- [Goal]
Extract all lines in the data that contain the word "Order".

- [Data to process]
==============================

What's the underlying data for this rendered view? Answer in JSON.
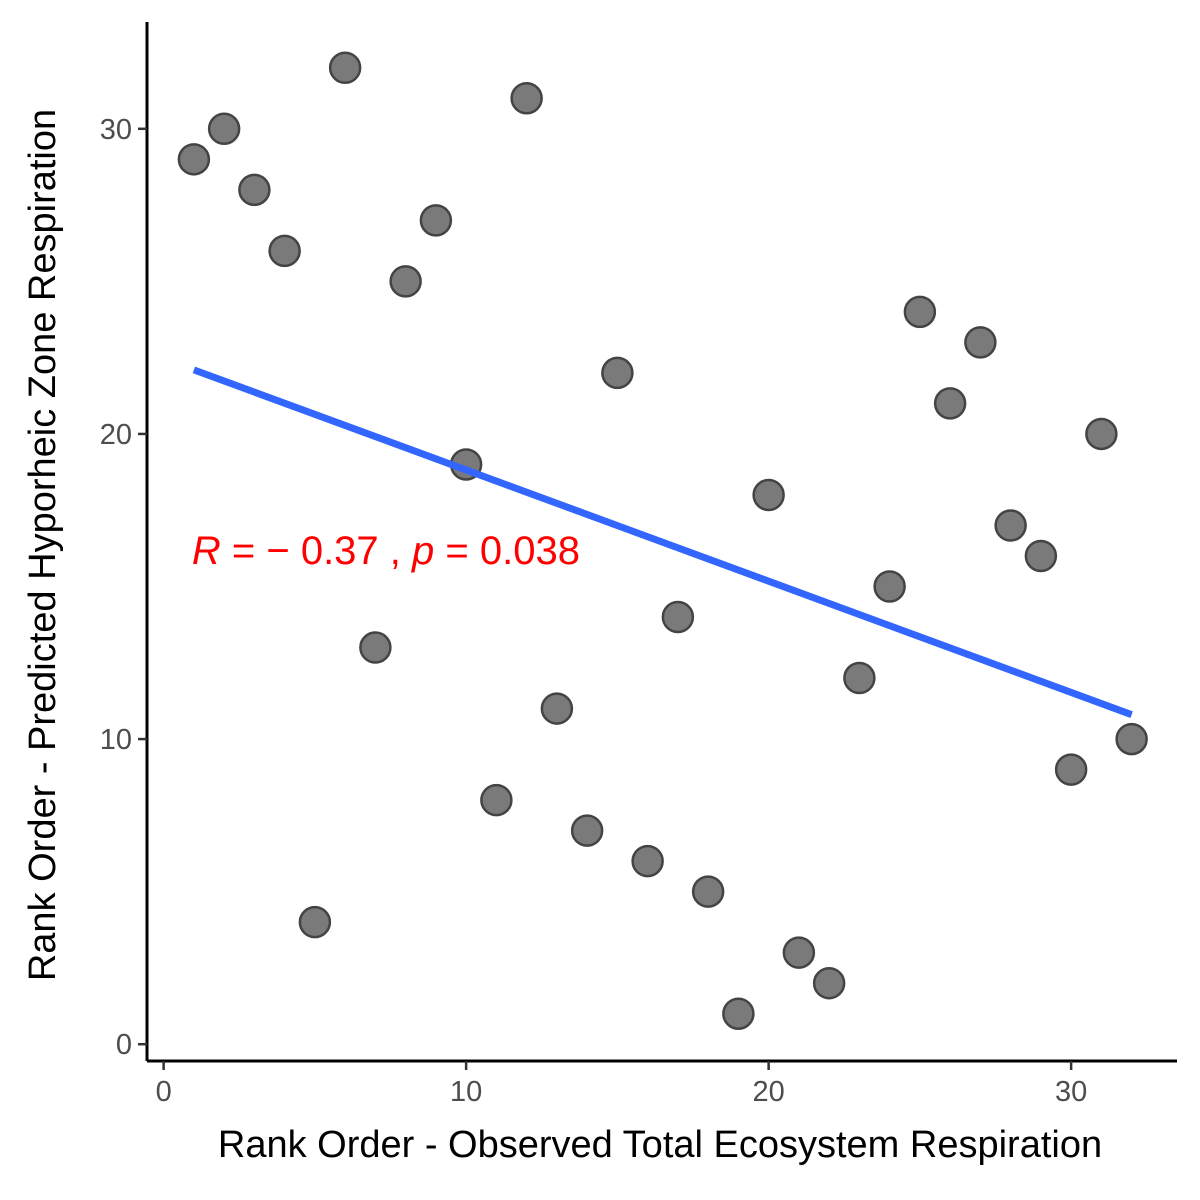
{
  "chart_data": {
    "type": "scatter",
    "title": "",
    "xlabel": "Rank Order - Observed Total Ecosystem Respiration",
    "ylabel": "Rank Order - Predicted Hyporheic Zone Respiration",
    "xlim": [
      -0.55,
      33.5
    ],
    "ylim": [
      -0.55,
      33.5
    ],
    "x_ticks": [
      0,
      10,
      20,
      30
    ],
    "y_ticks": [
      0,
      10,
      20,
      30
    ],
    "grid": false,
    "legend": "none",
    "points": [
      {
        "x": 1,
        "y": 29
      },
      {
        "x": 2,
        "y": 30
      },
      {
        "x": 3,
        "y": 28
      },
      {
        "x": 4,
        "y": 26
      },
      {
        "x": 5,
        "y": 4
      },
      {
        "x": 6,
        "y": 32
      },
      {
        "x": 7,
        "y": 13
      },
      {
        "x": 8,
        "y": 25
      },
      {
        "x": 9,
        "y": 27
      },
      {
        "x": 10,
        "y": 19
      },
      {
        "x": 11,
        "y": 8
      },
      {
        "x": 12,
        "y": 31
      },
      {
        "x": 13,
        "y": 11
      },
      {
        "x": 14,
        "y": 7
      },
      {
        "x": 15,
        "y": 22
      },
      {
        "x": 16,
        "y": 6
      },
      {
        "x": 17,
        "y": 14
      },
      {
        "x": 18,
        "y": 5
      },
      {
        "x": 19,
        "y": 1
      },
      {
        "x": 20,
        "y": 18
      },
      {
        "x": 21,
        "y": 3
      },
      {
        "x": 22,
        "y": 2
      },
      {
        "x": 23,
        "y": 12
      },
      {
        "x": 24,
        "y": 15
      },
      {
        "x": 25,
        "y": 24
      },
      {
        "x": 26,
        "y": 21
      },
      {
        "x": 27,
        "y": 23
      },
      {
        "x": 28,
        "y": 17
      },
      {
        "x": 29,
        "y": 16
      },
      {
        "x": 30,
        "y": 9
      },
      {
        "x": 31,
        "y": 20
      },
      {
        "x": 32,
        "y": 10
      }
    ],
    "fit_line": {
      "x": [
        1,
        32
      ],
      "y": [
        22.1,
        10.8
      ]
    },
    "annotation": {
      "r_symbol": "R",
      "r_text": " = − 0.37 , ",
      "p_symbol": "p",
      "p_text": " = 0.038",
      "x": 1,
      "y": 16.2
    },
    "colors": {
      "point_fill": "#7a7a7a",
      "point_stroke": "#444444",
      "fit_line": "#3366ff",
      "annotation": "#ff0000"
    }
  }
}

==============================

- [Reply]
    "xlabel": "Rank Order - Observed Total Ecosystem Respiration",
    "ylabel": "Rank Order - Predicted Hyporheic Zone Respiration",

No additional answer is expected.